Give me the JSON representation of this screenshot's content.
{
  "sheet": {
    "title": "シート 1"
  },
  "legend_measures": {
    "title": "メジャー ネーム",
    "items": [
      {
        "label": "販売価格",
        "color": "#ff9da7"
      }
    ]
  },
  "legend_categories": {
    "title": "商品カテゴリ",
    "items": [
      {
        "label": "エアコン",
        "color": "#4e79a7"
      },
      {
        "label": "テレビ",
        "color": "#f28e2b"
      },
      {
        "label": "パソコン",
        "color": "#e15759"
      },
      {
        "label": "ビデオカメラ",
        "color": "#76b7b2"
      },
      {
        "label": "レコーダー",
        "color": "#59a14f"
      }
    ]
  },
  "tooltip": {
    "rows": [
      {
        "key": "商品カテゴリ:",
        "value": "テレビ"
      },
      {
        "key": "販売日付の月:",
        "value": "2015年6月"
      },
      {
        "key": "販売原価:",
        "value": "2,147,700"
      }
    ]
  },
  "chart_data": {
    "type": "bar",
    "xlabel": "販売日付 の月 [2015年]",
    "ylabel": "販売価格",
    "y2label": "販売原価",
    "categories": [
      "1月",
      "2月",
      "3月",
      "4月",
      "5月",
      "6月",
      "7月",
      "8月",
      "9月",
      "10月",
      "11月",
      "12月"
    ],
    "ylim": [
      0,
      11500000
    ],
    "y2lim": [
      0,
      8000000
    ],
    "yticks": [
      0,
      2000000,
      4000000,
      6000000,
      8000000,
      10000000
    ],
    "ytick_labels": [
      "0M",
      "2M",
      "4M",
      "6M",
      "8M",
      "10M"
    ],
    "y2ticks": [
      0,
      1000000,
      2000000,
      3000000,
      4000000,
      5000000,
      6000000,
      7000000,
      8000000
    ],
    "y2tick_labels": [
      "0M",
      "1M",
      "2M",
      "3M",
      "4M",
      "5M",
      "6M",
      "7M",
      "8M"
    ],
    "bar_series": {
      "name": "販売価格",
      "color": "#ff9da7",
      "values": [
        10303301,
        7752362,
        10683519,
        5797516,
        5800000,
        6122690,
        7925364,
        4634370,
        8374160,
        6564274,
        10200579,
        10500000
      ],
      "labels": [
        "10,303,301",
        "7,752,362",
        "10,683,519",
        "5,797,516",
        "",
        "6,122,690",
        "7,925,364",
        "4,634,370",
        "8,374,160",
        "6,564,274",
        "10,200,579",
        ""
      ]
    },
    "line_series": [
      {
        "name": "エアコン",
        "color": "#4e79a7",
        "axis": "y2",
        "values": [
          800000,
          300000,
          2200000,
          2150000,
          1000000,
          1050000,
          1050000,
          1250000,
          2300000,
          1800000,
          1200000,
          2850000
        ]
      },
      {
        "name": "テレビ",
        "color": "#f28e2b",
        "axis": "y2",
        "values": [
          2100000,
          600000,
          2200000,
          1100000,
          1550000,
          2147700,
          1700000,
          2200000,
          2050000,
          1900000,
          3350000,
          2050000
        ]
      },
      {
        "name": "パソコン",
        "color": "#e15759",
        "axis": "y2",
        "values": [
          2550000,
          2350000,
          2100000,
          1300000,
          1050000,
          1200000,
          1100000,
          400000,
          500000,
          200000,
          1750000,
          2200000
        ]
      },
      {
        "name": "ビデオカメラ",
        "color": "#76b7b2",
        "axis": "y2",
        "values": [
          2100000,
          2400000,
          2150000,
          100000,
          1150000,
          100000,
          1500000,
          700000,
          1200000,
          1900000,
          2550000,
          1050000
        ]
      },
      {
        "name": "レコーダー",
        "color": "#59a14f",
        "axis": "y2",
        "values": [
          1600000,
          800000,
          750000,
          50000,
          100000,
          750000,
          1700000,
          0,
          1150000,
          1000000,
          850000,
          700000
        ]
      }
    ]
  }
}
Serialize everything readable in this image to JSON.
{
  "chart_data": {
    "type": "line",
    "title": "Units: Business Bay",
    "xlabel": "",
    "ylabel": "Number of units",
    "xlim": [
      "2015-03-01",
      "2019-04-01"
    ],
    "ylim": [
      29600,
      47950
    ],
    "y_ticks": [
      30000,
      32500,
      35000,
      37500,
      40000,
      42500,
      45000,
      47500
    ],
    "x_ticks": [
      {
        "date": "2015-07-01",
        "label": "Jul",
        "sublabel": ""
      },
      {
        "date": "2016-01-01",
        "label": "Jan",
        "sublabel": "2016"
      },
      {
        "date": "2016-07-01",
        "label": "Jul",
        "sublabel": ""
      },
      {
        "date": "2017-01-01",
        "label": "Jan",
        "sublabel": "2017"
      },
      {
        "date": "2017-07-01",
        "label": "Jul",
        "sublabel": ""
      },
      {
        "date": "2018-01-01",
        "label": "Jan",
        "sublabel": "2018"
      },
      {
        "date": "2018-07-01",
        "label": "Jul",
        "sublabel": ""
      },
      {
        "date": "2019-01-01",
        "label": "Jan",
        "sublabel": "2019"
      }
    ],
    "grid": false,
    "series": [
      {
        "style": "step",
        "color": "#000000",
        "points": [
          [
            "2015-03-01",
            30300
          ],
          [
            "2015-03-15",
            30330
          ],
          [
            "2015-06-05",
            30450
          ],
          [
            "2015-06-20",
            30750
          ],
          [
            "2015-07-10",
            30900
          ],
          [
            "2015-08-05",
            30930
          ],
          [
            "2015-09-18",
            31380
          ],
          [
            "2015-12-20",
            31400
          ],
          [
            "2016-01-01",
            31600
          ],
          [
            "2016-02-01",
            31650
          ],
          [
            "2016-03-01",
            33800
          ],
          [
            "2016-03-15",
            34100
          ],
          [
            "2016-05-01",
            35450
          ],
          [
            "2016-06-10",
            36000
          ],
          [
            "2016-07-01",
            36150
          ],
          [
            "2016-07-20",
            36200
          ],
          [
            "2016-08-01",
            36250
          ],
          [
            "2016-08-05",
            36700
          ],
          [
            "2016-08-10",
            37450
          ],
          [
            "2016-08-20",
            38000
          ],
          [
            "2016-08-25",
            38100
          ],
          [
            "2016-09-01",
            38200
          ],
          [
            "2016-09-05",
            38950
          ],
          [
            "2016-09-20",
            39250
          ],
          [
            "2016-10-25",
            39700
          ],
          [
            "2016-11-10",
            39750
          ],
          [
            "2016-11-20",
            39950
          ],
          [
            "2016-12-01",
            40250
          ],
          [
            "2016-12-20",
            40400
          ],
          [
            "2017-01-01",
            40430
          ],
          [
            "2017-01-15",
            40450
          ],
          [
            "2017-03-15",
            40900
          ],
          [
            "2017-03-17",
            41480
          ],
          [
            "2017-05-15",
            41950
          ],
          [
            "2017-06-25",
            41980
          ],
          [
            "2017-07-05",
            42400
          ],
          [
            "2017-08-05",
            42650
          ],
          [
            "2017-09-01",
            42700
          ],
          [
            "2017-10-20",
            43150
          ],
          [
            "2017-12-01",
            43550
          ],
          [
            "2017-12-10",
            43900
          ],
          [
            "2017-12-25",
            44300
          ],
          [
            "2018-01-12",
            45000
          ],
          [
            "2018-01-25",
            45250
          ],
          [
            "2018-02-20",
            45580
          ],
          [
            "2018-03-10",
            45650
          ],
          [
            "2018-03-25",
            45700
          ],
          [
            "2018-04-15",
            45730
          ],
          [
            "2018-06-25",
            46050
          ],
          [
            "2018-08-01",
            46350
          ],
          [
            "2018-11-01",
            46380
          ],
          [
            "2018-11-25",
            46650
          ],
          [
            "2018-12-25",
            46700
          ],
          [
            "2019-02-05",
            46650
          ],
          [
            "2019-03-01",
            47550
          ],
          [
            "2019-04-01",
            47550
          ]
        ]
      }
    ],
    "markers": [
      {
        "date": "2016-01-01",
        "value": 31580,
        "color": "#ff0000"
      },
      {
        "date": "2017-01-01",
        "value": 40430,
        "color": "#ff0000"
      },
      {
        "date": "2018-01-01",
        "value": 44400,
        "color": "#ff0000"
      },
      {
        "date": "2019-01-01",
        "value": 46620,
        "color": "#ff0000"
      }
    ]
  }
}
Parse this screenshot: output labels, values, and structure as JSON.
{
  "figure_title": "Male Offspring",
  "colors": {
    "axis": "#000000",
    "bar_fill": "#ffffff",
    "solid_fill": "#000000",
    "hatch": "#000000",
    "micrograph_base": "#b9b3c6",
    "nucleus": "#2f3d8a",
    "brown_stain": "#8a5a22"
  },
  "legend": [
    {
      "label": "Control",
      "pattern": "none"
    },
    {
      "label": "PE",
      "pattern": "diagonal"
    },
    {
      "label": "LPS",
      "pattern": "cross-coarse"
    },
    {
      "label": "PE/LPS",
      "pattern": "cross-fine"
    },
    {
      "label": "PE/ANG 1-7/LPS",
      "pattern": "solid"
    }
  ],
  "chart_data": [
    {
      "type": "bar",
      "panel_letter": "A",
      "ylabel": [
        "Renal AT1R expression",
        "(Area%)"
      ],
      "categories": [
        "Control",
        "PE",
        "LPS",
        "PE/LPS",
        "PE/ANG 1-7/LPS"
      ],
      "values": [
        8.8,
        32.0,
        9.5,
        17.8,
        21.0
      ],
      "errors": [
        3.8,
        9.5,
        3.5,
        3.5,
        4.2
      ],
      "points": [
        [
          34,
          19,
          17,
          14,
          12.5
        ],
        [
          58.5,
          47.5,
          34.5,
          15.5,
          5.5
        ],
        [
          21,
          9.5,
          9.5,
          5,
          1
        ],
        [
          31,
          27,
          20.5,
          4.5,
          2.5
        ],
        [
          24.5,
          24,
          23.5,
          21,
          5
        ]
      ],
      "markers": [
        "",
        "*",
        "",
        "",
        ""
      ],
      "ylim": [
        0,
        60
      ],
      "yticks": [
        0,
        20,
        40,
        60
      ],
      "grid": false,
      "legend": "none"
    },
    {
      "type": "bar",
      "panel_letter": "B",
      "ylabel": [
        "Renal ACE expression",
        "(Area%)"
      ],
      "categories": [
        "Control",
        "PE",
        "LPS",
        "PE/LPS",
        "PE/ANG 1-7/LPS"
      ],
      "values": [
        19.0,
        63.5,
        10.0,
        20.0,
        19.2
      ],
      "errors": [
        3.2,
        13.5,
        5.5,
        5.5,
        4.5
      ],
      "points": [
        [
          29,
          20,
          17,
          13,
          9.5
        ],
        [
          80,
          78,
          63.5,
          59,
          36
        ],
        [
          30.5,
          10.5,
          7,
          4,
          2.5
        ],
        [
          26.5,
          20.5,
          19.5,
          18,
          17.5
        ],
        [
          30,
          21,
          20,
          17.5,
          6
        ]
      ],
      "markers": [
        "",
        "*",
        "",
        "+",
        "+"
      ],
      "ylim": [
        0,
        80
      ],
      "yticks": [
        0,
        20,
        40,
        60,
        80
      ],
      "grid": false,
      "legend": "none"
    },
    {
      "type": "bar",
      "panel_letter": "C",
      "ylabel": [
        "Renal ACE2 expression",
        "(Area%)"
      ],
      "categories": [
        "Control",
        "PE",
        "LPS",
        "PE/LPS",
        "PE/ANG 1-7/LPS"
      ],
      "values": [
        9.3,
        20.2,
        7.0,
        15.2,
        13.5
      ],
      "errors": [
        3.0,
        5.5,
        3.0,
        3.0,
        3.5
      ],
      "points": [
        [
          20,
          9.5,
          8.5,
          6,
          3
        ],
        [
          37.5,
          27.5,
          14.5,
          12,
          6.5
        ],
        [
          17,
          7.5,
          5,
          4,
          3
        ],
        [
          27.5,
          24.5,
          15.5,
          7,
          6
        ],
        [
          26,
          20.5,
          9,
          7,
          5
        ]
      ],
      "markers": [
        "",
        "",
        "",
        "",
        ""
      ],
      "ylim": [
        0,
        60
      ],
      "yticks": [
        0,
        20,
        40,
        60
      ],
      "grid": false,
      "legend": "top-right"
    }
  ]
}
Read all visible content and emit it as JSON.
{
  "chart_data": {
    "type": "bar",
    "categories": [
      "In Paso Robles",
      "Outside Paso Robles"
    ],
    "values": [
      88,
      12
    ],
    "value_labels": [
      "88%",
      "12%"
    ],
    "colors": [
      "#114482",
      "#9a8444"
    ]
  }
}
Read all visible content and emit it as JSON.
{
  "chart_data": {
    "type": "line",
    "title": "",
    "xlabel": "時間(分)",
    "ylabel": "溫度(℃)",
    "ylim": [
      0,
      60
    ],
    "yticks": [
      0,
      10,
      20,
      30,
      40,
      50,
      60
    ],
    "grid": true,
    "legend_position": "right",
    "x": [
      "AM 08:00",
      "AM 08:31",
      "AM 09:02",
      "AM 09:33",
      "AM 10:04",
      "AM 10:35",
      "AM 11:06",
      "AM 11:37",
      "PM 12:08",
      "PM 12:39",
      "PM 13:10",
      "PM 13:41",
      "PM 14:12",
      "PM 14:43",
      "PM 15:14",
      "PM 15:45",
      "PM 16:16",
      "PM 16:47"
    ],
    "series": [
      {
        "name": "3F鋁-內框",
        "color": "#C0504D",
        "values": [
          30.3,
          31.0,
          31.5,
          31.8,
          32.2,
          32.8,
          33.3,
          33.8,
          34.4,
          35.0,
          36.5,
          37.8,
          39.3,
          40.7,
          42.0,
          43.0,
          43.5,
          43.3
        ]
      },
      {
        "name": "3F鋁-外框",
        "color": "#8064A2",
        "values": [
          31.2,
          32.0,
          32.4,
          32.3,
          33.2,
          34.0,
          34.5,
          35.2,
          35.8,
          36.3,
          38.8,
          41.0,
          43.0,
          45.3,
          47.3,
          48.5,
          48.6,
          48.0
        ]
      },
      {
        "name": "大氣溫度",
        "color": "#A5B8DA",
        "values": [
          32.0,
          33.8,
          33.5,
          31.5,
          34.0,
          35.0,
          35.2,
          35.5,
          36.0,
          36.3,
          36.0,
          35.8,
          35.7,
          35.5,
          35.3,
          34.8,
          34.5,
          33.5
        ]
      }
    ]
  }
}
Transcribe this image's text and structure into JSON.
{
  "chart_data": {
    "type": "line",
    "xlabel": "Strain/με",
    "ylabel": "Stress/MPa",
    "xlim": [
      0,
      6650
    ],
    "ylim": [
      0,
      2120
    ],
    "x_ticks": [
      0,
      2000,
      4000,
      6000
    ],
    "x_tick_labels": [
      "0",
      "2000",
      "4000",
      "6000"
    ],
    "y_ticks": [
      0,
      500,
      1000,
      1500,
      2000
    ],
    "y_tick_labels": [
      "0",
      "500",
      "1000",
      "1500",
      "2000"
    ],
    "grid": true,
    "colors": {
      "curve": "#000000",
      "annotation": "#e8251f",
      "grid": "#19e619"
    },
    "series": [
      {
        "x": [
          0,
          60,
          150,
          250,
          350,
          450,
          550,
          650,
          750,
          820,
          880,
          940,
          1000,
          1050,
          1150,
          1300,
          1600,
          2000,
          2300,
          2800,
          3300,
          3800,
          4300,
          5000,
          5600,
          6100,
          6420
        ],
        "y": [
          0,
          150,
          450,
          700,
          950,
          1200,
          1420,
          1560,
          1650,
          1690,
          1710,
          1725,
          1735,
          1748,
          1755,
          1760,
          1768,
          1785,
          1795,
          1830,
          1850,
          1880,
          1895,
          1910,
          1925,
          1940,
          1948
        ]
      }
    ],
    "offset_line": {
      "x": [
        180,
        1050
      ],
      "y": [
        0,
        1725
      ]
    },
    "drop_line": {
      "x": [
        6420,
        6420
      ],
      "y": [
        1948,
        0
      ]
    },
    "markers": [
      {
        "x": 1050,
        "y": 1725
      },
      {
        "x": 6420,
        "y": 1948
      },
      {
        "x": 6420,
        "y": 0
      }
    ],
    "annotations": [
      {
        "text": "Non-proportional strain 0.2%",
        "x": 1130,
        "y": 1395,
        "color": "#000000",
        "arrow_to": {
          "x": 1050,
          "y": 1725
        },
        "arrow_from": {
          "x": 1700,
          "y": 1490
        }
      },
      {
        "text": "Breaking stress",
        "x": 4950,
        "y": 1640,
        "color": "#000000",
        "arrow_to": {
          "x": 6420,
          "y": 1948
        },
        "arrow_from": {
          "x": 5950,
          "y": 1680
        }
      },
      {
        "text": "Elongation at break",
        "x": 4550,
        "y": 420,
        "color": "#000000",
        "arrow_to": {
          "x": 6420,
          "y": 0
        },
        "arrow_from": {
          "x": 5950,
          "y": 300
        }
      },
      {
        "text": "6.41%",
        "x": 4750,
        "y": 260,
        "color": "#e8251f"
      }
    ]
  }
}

• _Aim_: Identify every line above with the string "structure" in it. Copy those lines.

• _Exercise result_:
Parse this screenshot: output labels, values, and structure as JSON.
Transcribe this image's text and structure into JSON.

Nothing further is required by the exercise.